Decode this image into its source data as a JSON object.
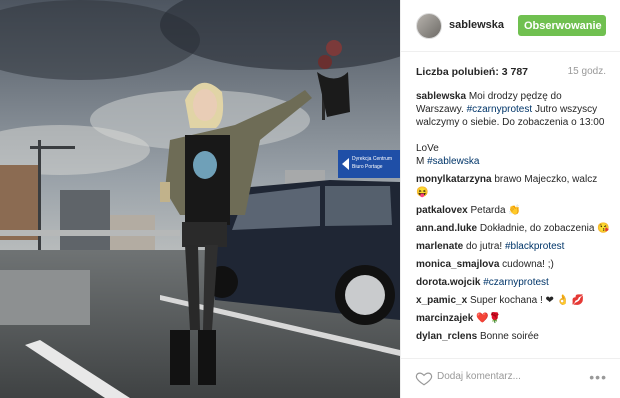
{
  "header": {
    "username": "sablewska",
    "follow_label": "Obserwowanie"
  },
  "stats": {
    "likes_label": "Liczba polubień: 3 787",
    "time": "15 godz."
  },
  "caption": {
    "user": "sablewska",
    "text1": "Moi drodzy pędzę do Warszawy.",
    "tag1": "#czarnyprotest",
    "text2": "Jutro wszyscy walczymy o siebie. Do zobaczenia o 13:00",
    "text3": "LoVe",
    "text4": "M",
    "tag2": "#sablewska"
  },
  "comments": [
    {
      "user": "monylkatarzyna",
      "text": "brawo Majeczko, walcz 😝"
    },
    {
      "user": "patkalovex",
      "text": "Petarda 👏"
    },
    {
      "user": "ann.and.luke",
      "text": "Dokładnie, do zobaczenia 😘"
    },
    {
      "user": "marlenate",
      "text": "do jutra!",
      "tag": "#blackprotest"
    },
    {
      "user": "monica_smajlova",
      "text": "cudowna! ;)"
    },
    {
      "user": "dorota.wojcik",
      "text": "",
      "tag": "#czarnyprotest"
    },
    {
      "user": "x_pamic_x",
      "text": "Super kochana ! ❤ 👌 💋"
    },
    {
      "user": "marcinzajek",
      "text": "❤️🌹"
    },
    {
      "user": "dylan_rclens",
      "text": "Bonne soirée"
    }
  ],
  "photo_sign": {
    "line1": "Dyrekcja Centrum",
    "line2": "Biuro Portage"
  },
  "footer": {
    "add_comment_placeholder": "Dodaj komentarz...",
    "more": "•••"
  }
}
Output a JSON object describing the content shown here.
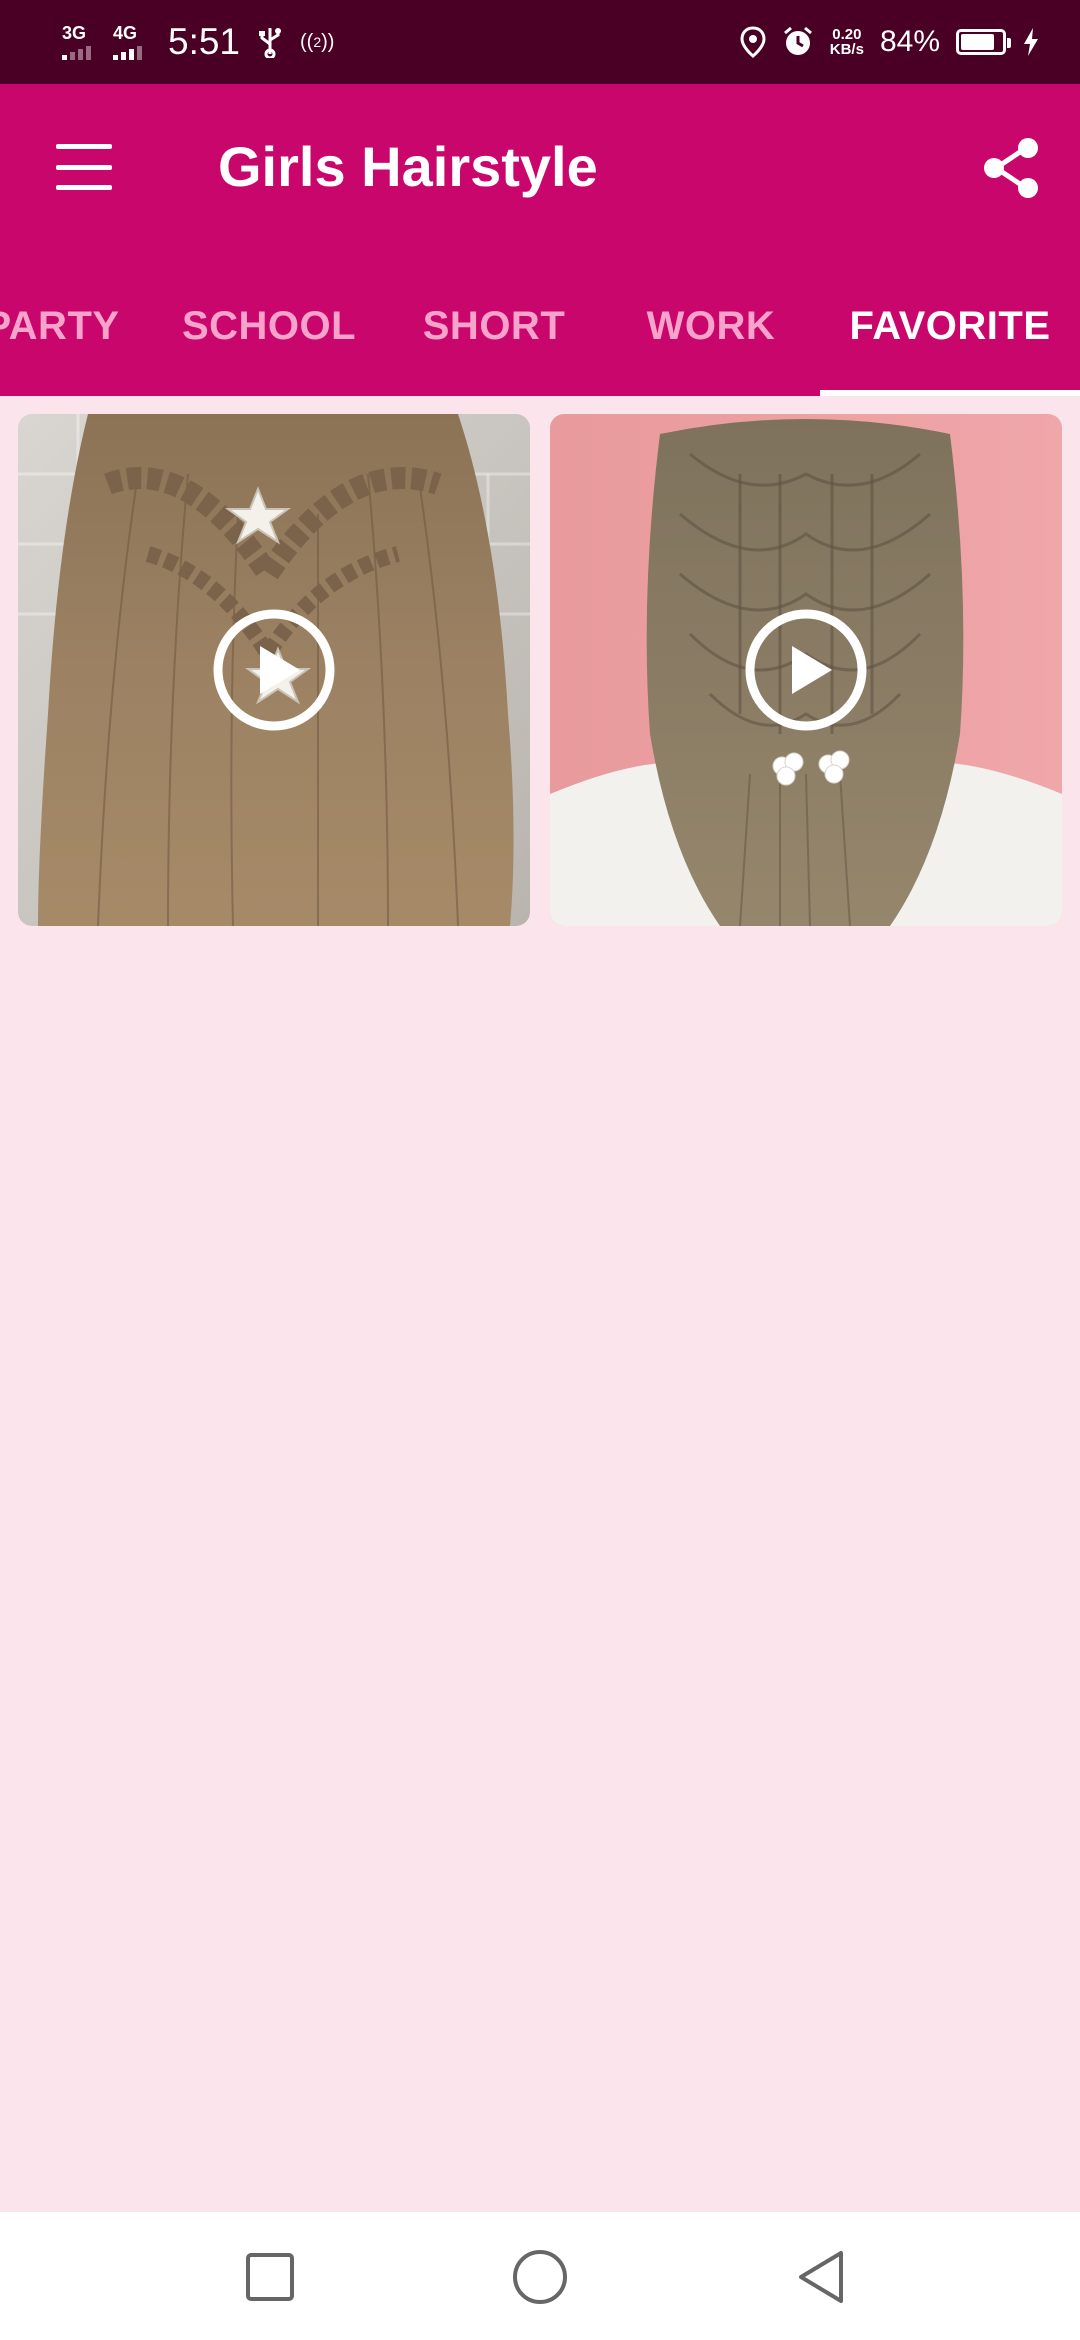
{
  "status_bar": {
    "network1": "3G",
    "network2": "4G",
    "time": "5:51",
    "hotspot_label": "2",
    "speed_value": "0.20",
    "speed_unit": "KB/s",
    "battery_pct": "84%",
    "battery_level": 0.84
  },
  "app_bar": {
    "title": "Girls Hairstyle"
  },
  "tabs": [
    {
      "label": "PARTY"
    },
    {
      "label": "SCHOOL"
    },
    {
      "label": "SHORT"
    },
    {
      "label": "WORK"
    },
    {
      "label": "FAVORITE",
      "active": true
    }
  ],
  "colors": {
    "status_bar": "#4a0024",
    "primary": "#c8066c",
    "tab_inactive": "#f7a3cb",
    "background": "#fbe4ec"
  },
  "videos": [
    {
      "icon": "play-icon"
    },
    {
      "icon": "play-icon"
    }
  ],
  "nav": {
    "recents_icon": "square-icon",
    "home_icon": "circle-icon",
    "back_icon": "triangle-back-icon"
  }
}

* **TASK BRIEF**: Give an exact reproduction of every line, leaving out any picture.

* **SOLUTION FOR THIS EXERCISE**:
Decode this image into its source data as a JSON object.
{
  "header": {
    "username": "sablewska",
    "follow_label": "Obserwowanie"
  },
  "stats": {
    "likes_label": "Liczba polubień: 3 787",
    "time": "15 godz."
  },
  "caption": {
    "user": "sablewska",
    "text1": "Moi drodzy pędzę do Warszawy.",
    "tag1": "#czarnyprotest",
    "text2": "Jutro wszyscy walczymy o siebie. Do zobaczenia o 13:00",
    "text3": "LoVe",
    "text4": "M",
    "tag2": "#sablewska"
  },
  "comments": [
    {
      "user": "monylkatarzyna",
      "text": "brawo Majeczko, walcz 😝"
    },
    {
      "user": "patkalovex",
      "text": "Petarda 👏"
    },
    {
      "user": "ann.and.luke",
      "text": "Dokładnie, do zobaczenia 😘"
    },
    {
      "user": "marlenate",
      "text": "do jutra!",
      "tag": "#blackprotest"
    },
    {
      "user": "monica_smajlova",
      "text": "cudowna! ;)"
    },
    {
      "user": "dorota.wojcik",
      "text": "",
      "tag": "#czarnyprotest"
    },
    {
      "user": "x_pamic_x",
      "text": "Super kochana ! ❤ 👌 💋"
    },
    {
      "user": "marcinzajek",
      "text": "❤️🌹"
    },
    {
      "user": "dylan_rclens",
      "text": "Bonne soirée"
    }
  ],
  "photo_sign": {
    "line1": "Dyrekcja Centrum",
    "line2": "Biuro Portage"
  },
  "footer": {
    "add_comment_placeholder": "Dodaj komentarz...",
    "more": "•••"
  }
}
Output a JSON object describing the content shown here.
{
  "status_bar": {
    "network1": "3G",
    "network2": "4G",
    "time": "5:51",
    "hotspot_label": "2",
    "speed_value": "0.20",
    "speed_unit": "KB/s",
    "battery_pct": "84%",
    "battery_level": 0.84
  },
  "app_bar": {
    "title": "Girls Hairstyle"
  },
  "tabs": [
    {
      "label": "PARTY"
    },
    {
      "label": "SCHOOL"
    },
    {
      "label": "SHORT"
    },
    {
      "label": "WORK"
    },
    {
      "label": "FAVORITE",
      "active": true
    }
  ],
  "colors": {
    "status_bar": "#4a0024",
    "primary": "#c8066c",
    "tab_inactive": "#f7a3cb",
    "background": "#fbe4ec"
  },
  "videos": [
    {
      "icon": "play-icon"
    },
    {
      "icon": "play-icon"
    }
  ],
  "nav": {
    "recents_icon": "square-icon",
    "home_icon": "circle-icon",
    "back_icon": "triangle-back-icon"
  }
}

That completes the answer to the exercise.